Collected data
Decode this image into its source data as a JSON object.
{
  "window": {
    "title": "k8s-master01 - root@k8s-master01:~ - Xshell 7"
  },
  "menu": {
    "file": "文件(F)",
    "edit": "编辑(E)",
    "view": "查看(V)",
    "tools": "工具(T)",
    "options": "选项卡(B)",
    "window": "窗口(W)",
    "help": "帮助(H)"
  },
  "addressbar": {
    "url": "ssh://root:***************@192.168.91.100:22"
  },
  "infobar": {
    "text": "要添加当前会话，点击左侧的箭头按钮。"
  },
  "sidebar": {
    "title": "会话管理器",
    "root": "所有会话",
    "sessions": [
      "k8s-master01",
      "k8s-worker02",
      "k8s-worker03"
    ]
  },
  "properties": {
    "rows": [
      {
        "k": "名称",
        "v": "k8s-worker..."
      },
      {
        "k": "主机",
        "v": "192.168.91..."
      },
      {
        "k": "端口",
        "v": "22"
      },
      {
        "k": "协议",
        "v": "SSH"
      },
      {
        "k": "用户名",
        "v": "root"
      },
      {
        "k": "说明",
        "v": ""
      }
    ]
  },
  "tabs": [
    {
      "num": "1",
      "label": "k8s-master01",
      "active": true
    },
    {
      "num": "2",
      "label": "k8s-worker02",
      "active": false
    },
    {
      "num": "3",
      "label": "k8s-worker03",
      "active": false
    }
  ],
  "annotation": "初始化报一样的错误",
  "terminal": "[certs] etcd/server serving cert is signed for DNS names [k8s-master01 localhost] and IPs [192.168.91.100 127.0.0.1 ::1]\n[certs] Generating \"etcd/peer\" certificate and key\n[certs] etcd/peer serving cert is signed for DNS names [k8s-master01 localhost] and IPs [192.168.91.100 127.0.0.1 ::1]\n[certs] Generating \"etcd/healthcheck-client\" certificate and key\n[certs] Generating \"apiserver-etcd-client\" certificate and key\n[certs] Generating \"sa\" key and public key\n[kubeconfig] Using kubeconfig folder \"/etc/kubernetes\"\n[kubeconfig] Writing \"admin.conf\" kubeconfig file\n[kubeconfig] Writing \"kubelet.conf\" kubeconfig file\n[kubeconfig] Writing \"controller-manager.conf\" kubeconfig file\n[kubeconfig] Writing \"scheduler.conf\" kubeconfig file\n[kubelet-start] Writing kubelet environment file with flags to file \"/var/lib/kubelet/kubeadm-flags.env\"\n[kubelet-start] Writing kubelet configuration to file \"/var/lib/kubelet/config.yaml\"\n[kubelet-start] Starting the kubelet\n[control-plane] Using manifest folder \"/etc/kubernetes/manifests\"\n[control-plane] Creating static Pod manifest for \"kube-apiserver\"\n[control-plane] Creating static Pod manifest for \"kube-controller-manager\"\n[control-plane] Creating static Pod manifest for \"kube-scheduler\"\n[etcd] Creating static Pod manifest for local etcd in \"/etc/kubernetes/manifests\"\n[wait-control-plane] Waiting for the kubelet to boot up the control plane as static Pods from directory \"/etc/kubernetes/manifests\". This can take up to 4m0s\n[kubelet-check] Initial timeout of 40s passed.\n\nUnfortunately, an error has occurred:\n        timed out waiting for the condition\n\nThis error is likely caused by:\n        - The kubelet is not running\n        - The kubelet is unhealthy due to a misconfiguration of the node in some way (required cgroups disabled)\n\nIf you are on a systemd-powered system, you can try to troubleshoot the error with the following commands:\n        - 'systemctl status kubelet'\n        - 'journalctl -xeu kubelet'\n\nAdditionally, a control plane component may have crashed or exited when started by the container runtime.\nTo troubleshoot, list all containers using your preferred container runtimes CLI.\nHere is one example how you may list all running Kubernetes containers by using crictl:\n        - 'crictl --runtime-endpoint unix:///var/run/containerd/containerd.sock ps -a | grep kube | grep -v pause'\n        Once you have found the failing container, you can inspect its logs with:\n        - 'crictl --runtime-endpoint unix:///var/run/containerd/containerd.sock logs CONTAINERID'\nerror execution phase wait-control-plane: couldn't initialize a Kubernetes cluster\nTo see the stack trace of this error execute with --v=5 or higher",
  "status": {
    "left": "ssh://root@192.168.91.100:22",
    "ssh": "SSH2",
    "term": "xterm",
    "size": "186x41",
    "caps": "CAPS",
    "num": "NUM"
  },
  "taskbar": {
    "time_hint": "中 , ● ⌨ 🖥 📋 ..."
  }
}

**Required task**
Copy out each record exactly as given, omitting none.

**Correct answer**
Decode this image into its source data as a JSON object.
{
  "window": {
    "title": "k8s-master01 - root@k8s-master01:~ - Xshell 7"
  },
  "menu": {
    "file": "文件(F)",
    "edit": "编辑(E)",
    "view": "查看(V)",
    "tools": "工具(T)",
    "options": "选项卡(B)",
    "window": "窗口(W)",
    "help": "帮助(H)"
  },
  "addressbar": {
    "url": "ssh://root:***************@192.168.91.100:22"
  },
  "infobar": {
    "text": "要添加当前会话，点击左侧的箭头按钮。"
  },
  "sidebar": {
    "title": "会话管理器",
    "root": "所有会话",
    "sessions": [
      "k8s-master01",
      "k8s-worker02",
      "k8s-worker03"
    ]
  },
  "properties": {
    "rows": [
      {
        "k": "名称",
        "v": "k8s-worker..."
      },
      {
        "k": "主机",
        "v": "192.168.91..."
      },
      {
        "k": "端口",
        "v": "22"
      },
      {
        "k": "协议",
        "v": "SSH"
      },
      {
        "k": "用户名",
        "v": "root"
      },
      {
        "k": "说明",
        "v": ""
      }
    ]
  },
  "tabs": [
    {
      "num": "1",
      "label": "k8s-master01",
      "active": true
    },
    {
      "num": "2",
      "label": "k8s-worker02",
      "active": false
    },
    {
      "num": "3",
      "label": "k8s-worker03",
      "active": false
    }
  ],
  "annotation": "初始化报一样的错误",
  "terminal": "[certs] etcd/server serving cert is signed for DNS names [k8s-master01 localhost] and IPs [192.168.91.100 127.0.0.1 ::1]\n[certs] Generating \"etcd/peer\" certificate and key\n[certs] etcd/peer serving cert is signed for DNS names [k8s-master01 localhost] and IPs [192.168.91.100 127.0.0.1 ::1]\n[certs] Generating \"etcd/healthcheck-client\" certificate and key\n[certs] Generating \"apiserver-etcd-client\" certificate and key\n[certs] Generating \"sa\" key and public key\n[kubeconfig] Using kubeconfig folder \"/etc/kubernetes\"\n[kubeconfig] Writing \"admin.conf\" kubeconfig file\n[kubeconfig] Writing \"kubelet.conf\" kubeconfig file\n[kubeconfig] Writing \"controller-manager.conf\" kubeconfig file\n[kubeconfig] Writing \"scheduler.conf\" kubeconfig file\n[kubelet-start] Writing kubelet environment file with flags to file \"/var/lib/kubelet/kubeadm-flags.env\"\n[kubelet-start] Writing kubelet configuration to file \"/var/lib/kubelet/config.yaml\"\n[kubelet-start] Starting the kubelet\n[control-plane] Using manifest folder \"/etc/kubernetes/manifests\"\n[control-plane] Creating static Pod manifest for \"kube-apiserver\"\n[control-plane] Creating static Pod manifest for \"kube-controller-manager\"\n[control-plane] Creating static Pod manifest for \"kube-scheduler\"\n[etcd] Creating static Pod manifest for local etcd in \"/etc/kubernetes/manifests\"\n[wait-control-plane] Waiting for the kubelet to boot up the control plane as static Pods from directory \"/etc/kubernetes/manifests\". This can take up to 4m0s\n[kubelet-check] Initial timeout of 40s passed.\n\nUnfortunately, an error has occurred:\n        timed out waiting for the condition\n\nThis error is likely caused by:\n        - The kubelet is not running\n        - The kubelet is unhealthy due to a misconfiguration of the node in some way (required cgroups disabled)\n\nIf you are on a systemd-powered system, you can try to troubleshoot the error with the following commands:\n        - 'systemctl status kubelet'\n        - 'journalctl -xeu kubelet'\n\nAdditionally, a control plane component may have crashed or exited when started by the container runtime.\nTo troubleshoot, list all containers using your preferred container runtimes CLI.\nHere is one example how you may list all running Kubernetes containers by using crictl:\n        - 'crictl --runtime-endpoint unix:///var/run/containerd/containerd.sock ps -a | grep kube | grep -v pause'\n        Once you have found the failing container, you can inspect its logs with:\n        - 'crictl --runtime-endpoint unix:///var/run/containerd/containerd.sock logs CONTAINERID'\nerror execution phase wait-control-plane: couldn't initialize a Kubernetes cluster\nTo see the stack trace of this error execute with --v=5 or higher",
  "status": {
    "left": "ssh://root@192.168.91.100:22",
    "ssh": "SSH2",
    "term": "xterm",
    "size": "186x41",
    "caps": "CAPS",
    "num": "NUM"
  },
  "taskbar": {
    "time_hint": "中 , ● ⌨ 🖥 📋 ..."
  }
}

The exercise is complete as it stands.